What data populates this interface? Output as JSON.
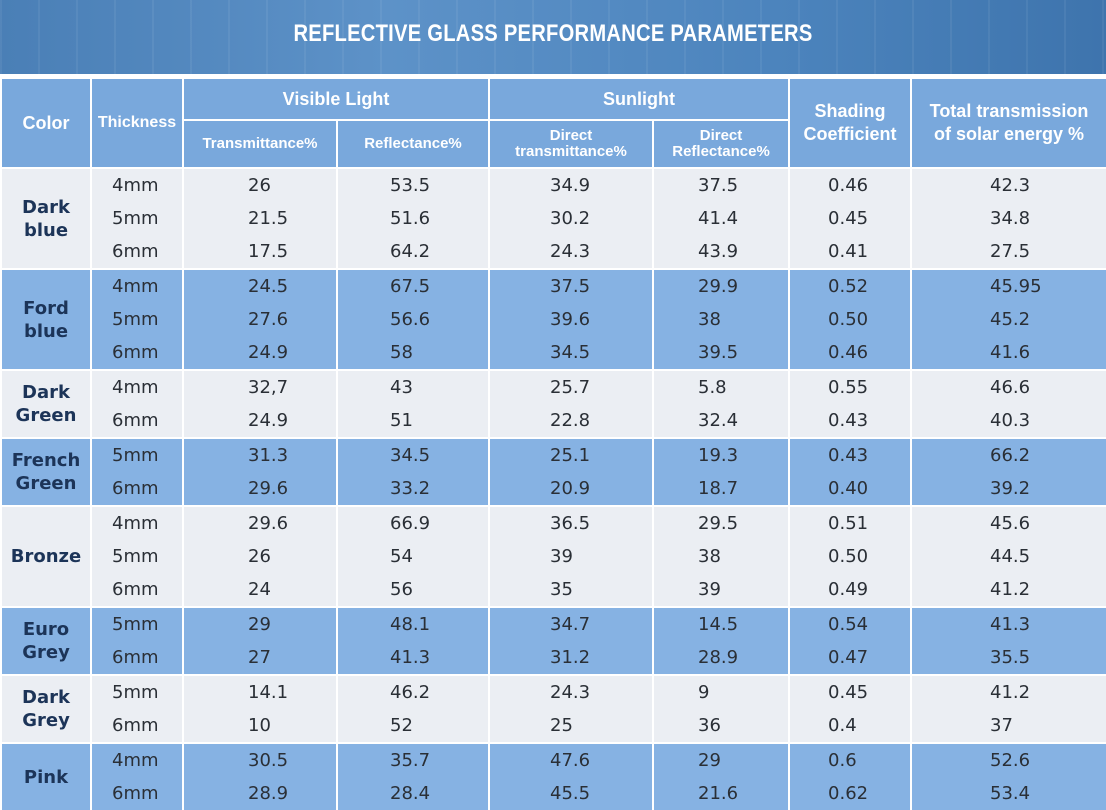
{
  "title": "REFLECTIVE GLASS PERFORMANCE PARAMETERS",
  "headers": {
    "color": "Color",
    "thickness": "Thickness",
    "visible_light": "Visible Light",
    "sunlight": "Sunlight",
    "shading_1": "Shading",
    "shading_2": "Coefficient",
    "total_1": "Total transmission",
    "total_2": "of solar energy %",
    "transmittance": "Transmittance%",
    "reflectance": "Reflectance%",
    "direct_t_1": "Direct",
    "direct_t_2": "transmittance%",
    "direct_r_1": "Direct",
    "direct_r_2": "Reflectance%"
  },
  "groups": [
    {
      "name_1": "Dark",
      "name_2": "blue",
      "rows": [
        {
          "thickness": "4mm",
          "vt": "26",
          "vr": "53.5",
          "dt": "34.9",
          "dr": "37.5",
          "sc": "0.46",
          "tt": "42.3"
        },
        {
          "thickness": "5mm",
          "vt": "21.5",
          "vr": "51.6",
          "dt": "30.2",
          "dr": "41.4",
          "sc": "0.45",
          "tt": "34.8"
        },
        {
          "thickness": "6mm",
          "vt": "17.5",
          "vr": "64.2",
          "dt": "24.3",
          "dr": "43.9",
          "sc": "0.41",
          "tt": "27.5"
        }
      ]
    },
    {
      "name_1": "Ford",
      "name_2": "blue",
      "rows": [
        {
          "thickness": "4mm",
          "vt": "24.5",
          "vr": "67.5",
          "dt": "37.5",
          "dr": "29.9",
          "sc": "0.52",
          "tt": "45.95"
        },
        {
          "thickness": "5mm",
          "vt": "27.6",
          "vr": "56.6",
          "dt": "39.6",
          "dr": "38",
          "sc": "0.50",
          "tt": "45.2"
        },
        {
          "thickness": "6mm",
          "vt": "24.9",
          "vr": "58",
          "dt": "34.5",
          "dr": "39.5",
          "sc": "0.46",
          "tt": "41.6"
        }
      ]
    },
    {
      "name_1": "Dark",
      "name_2": "Green",
      "rows": [
        {
          "thickness": "4mm",
          "vt": "32,7",
          "vr": "43",
          "dt": "25.7",
          "dr": "5.8",
          "sc": "0.55",
          "tt": "46.6"
        },
        {
          "thickness": "6mm",
          "vt": "24.9",
          "vr": "51",
          "dt": "22.8",
          "dr": "32.4",
          "sc": "0.43",
          "tt": "40.3"
        }
      ]
    },
    {
      "name_1": "French",
      "name_2": "Green",
      "rows": [
        {
          "thickness": "5mm",
          "vt": "31.3",
          "vr": "34.5",
          "dt": "25.1",
          "dr": "19.3",
          "sc": "0.43",
          "tt": "66.2"
        },
        {
          "thickness": "6mm",
          "vt": "29.6",
          "vr": "33.2",
          "dt": "20.9",
          "dr": "18.7",
          "sc": "0.40",
          "tt": "39.2"
        }
      ]
    },
    {
      "name_1": "Bronze",
      "name_2": "",
      "rows": [
        {
          "thickness": "4mm",
          "vt": "29.6",
          "vr": "66.9",
          "dt": "36.5",
          "dr": "29.5",
          "sc": "0.51",
          "tt": "45.6"
        },
        {
          "thickness": "5mm",
          "vt": "26",
          "vr": "54",
          "dt": "39",
          "dr": "38",
          "sc": "0.50",
          "tt": "44.5"
        },
        {
          "thickness": "6mm",
          "vt": "24",
          "vr": "56",
          "dt": "35",
          "dr": "39",
          "sc": "0.49",
          "tt": "41.2"
        }
      ]
    },
    {
      "name_1": "Euro",
      "name_2": "Grey",
      "rows": [
        {
          "thickness": "5mm",
          "vt": "29",
          "vr": "48.1",
          "dt": "34.7",
          "dr": "14.5",
          "sc": "0.54",
          "tt": "41.3"
        },
        {
          "thickness": "6mm",
          "vt": "27",
          "vr": "41.3",
          "dt": "31.2",
          "dr": "28.9",
          "sc": "0.47",
          "tt": "35.5"
        }
      ]
    },
    {
      "name_1": "Dark",
      "name_2": "Grey",
      "rows": [
        {
          "thickness": "5mm",
          "vt": "14.1",
          "vr": "46.2",
          "dt": "24.3",
          "dr": "9",
          "sc": "0.45",
          "tt": "41.2"
        },
        {
          "thickness": "6mm",
          "vt": "10",
          "vr": "52",
          "dt": "25",
          "dr": "36",
          "sc": "0.4",
          "tt": "37"
        }
      ]
    },
    {
      "name_1": "Pink",
      "name_2": "",
      "rows": [
        {
          "thickness": "4mm",
          "vt": "30.5",
          "vr": "35.7",
          "dt": "47.6",
          "dr": "29",
          "sc": "0.6",
          "tt": "52.6"
        },
        {
          "thickness": "6mm",
          "vt": "28.9",
          "vr": "28.4",
          "dt": "45.5",
          "dr": "21.6",
          "sc": "0.62",
          "tt": "53.4"
        }
      ]
    }
  ]
}
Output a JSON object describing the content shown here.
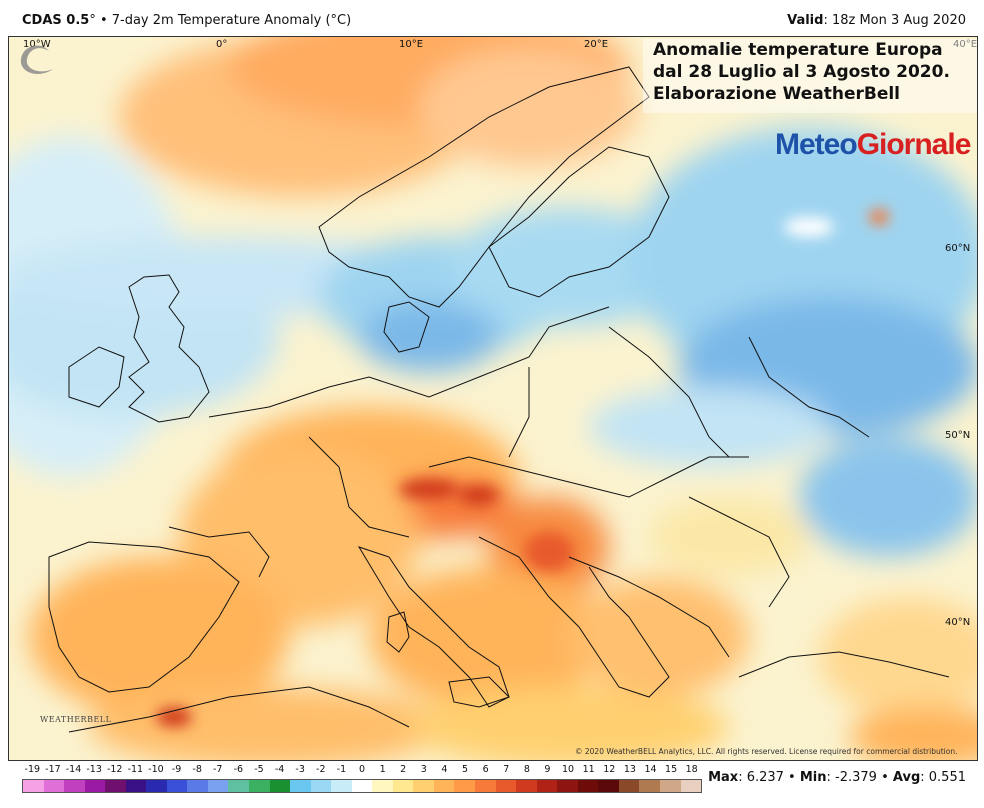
{
  "header": {
    "product": "CDAS 0.5",
    "product_suffix": "°",
    "description": " • 7-day 2m Temperature Anomaly (°C)",
    "valid_label": "Valid",
    "valid_value": ": 18z Mon 3 Aug 2020"
  },
  "overlay": {
    "line1": "Anomalie temperature Europa",
    "line2": "dal 28 Luglio al 3 Agosto 2020.",
    "line3": "Elaborazione WeatherBell"
  },
  "logo": {
    "meteo": "Meteo",
    "giornale": "Giornale",
    "meteo_color": "#1e52a8",
    "giornale_color": "#d82020"
  },
  "watermark": "WEATHERBELL",
  "copyright": "© 2020 WeatherBELL Analytics, LLC. All rights reserved. License required for commercial distribution.",
  "longitudes": [
    "10°W",
    "0°",
    "10°E",
    "20°E",
    "40°E"
  ],
  "latitudes": [
    "60°N",
    "50°N",
    "40°N"
  ],
  "legend": {
    "ticks": [
      "-19",
      "-17",
      "-14",
      "-13",
      "-12",
      "-11",
      "-10",
      "-9",
      "-8",
      "-7",
      "-6",
      "-5",
      "-4",
      "-3",
      "-2",
      "-1",
      "0",
      "1",
      "2",
      "3",
      "4",
      "5",
      "6",
      "7",
      "8",
      "9",
      "10",
      "11",
      "12",
      "13",
      "14",
      "15",
      "18"
    ],
    "colors": [
      "#f6a0e6",
      "#e070d8",
      "#c040c0",
      "#9a1aa6",
      "#70106e",
      "#3a1086",
      "#2a2ab0",
      "#3a50d8",
      "#5a7ae8",
      "#7aa0f0",
      "#5ec0a0",
      "#3ab060",
      "#1a9030",
      "#6ac8f0",
      "#9ad8f4",
      "#c8ecf8",
      "#ffffff",
      "#fff6c0",
      "#ffe890",
      "#ffd070",
      "#ffb45a",
      "#ff9a48",
      "#f77a3a",
      "#e85a2c",
      "#d03a1e",
      "#b02216",
      "#8e1410",
      "#6e0c0a",
      "#5a0808",
      "#8a4a2a",
      "#b07a50",
      "#d0a888",
      "#e8cfc0"
    ]
  },
  "stats": {
    "max_label": "Max",
    "max_value": ": 6.237 • ",
    "min_label": "Min",
    "min_value": ": -2.379 • ",
    "avg_label": "Avg",
    "avg_value": ": 0.551"
  }
}
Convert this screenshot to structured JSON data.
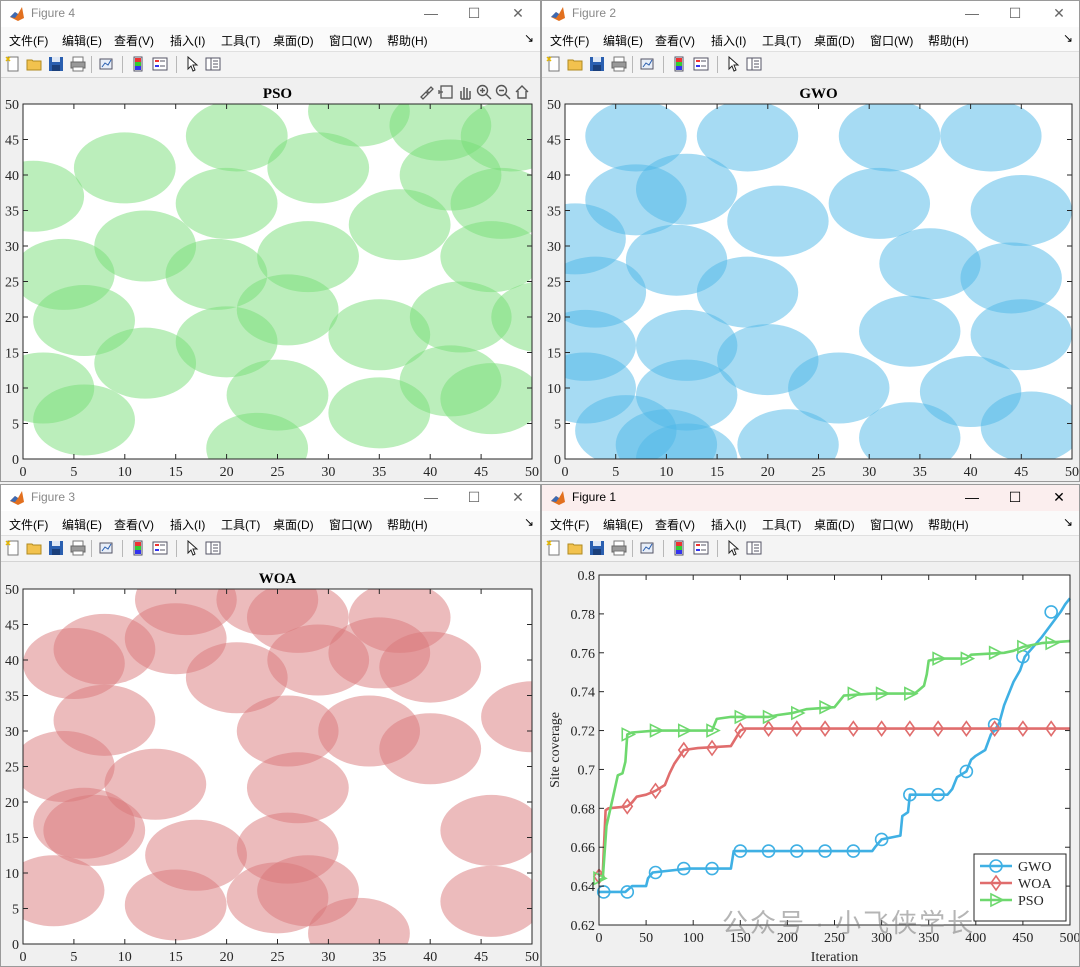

Your instructions: Search the preceding listing for the word "Output" and pull out every line that holds it.

Response to this task:
What data populates this interface? Output as JSON.
Output a JSON object describing the content shown here.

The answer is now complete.